• _Task goal_: Below are the records. Gather each line that holds "Change".

## Start

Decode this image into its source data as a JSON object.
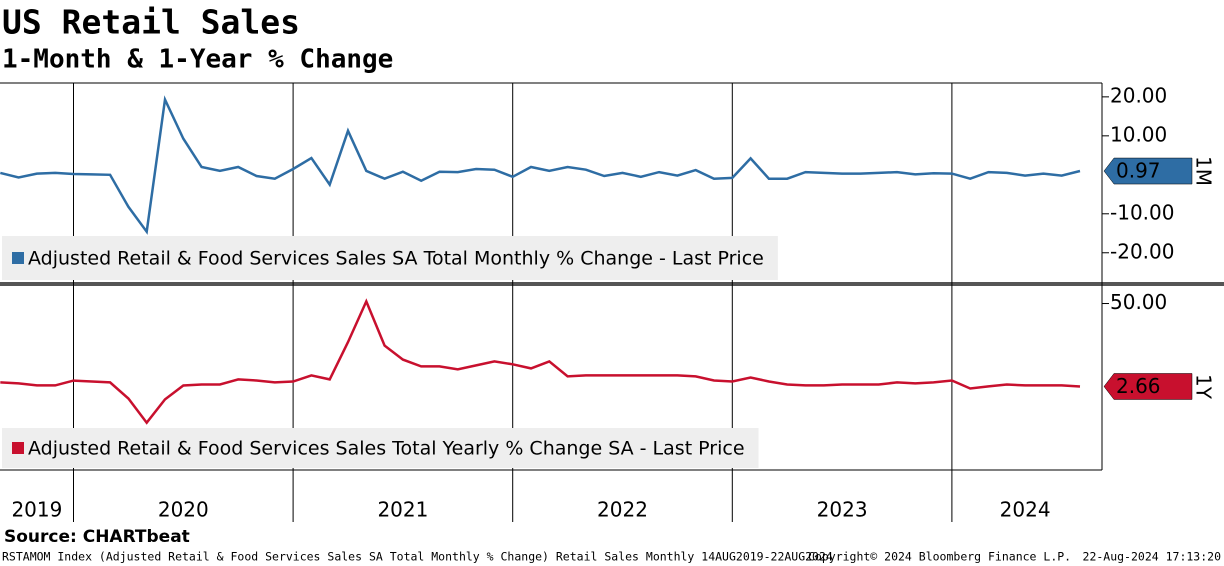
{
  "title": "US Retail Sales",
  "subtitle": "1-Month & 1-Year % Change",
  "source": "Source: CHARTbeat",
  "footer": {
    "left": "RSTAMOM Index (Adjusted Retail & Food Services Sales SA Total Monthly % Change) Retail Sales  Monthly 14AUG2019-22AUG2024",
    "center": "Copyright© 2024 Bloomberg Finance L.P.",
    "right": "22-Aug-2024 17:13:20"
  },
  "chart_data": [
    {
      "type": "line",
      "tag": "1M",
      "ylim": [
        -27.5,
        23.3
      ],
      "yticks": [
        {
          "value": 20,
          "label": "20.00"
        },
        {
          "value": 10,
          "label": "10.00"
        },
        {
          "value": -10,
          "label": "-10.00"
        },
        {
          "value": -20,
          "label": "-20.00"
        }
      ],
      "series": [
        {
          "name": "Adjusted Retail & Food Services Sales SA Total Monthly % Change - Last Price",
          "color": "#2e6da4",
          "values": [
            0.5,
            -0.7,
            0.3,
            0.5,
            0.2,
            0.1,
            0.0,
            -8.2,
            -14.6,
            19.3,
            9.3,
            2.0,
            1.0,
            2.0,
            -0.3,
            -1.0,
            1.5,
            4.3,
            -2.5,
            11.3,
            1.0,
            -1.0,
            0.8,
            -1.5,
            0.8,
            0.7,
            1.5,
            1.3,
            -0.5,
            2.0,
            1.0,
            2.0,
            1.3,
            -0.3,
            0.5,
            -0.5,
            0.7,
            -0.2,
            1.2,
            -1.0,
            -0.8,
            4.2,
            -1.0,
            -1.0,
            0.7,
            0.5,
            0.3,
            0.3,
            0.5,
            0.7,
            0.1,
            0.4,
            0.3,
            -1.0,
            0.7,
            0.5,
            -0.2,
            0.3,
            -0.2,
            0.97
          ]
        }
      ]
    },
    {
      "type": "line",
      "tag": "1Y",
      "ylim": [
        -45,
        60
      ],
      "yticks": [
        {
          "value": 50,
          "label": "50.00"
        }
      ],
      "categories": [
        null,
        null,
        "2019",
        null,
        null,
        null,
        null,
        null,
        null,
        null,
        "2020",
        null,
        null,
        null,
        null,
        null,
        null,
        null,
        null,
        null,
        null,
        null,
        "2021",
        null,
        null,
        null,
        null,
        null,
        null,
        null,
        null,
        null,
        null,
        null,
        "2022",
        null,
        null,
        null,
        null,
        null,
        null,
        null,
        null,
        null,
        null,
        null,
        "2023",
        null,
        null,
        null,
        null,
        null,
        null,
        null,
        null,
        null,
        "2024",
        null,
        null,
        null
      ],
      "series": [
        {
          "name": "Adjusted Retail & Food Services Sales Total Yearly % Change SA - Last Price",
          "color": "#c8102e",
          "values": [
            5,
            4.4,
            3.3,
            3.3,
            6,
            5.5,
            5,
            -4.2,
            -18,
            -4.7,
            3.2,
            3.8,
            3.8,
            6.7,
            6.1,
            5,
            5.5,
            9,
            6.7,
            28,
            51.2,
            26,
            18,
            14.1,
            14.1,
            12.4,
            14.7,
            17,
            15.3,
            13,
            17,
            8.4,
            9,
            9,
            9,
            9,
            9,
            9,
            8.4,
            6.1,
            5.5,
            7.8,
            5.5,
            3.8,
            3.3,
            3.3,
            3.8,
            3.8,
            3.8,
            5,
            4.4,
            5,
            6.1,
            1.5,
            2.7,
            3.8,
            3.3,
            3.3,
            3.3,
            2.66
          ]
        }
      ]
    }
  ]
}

## End

• _Finished exercise_:
  "subtitle": "1-Month & 1-Year % Change",
    "left": "RSTAMOM Index (Adjusted Retail & Food Services Sales SA Total Monthly % Change) Retail Sales  Monthly 14AUG2019-22AUG2024",
          "name": "Adjusted Retail & Food Services Sales SA Total Monthly % Change - Last Price",
          "name": "Adjusted Retail & Food Services Sales Total Yearly % Change SA - Last Price",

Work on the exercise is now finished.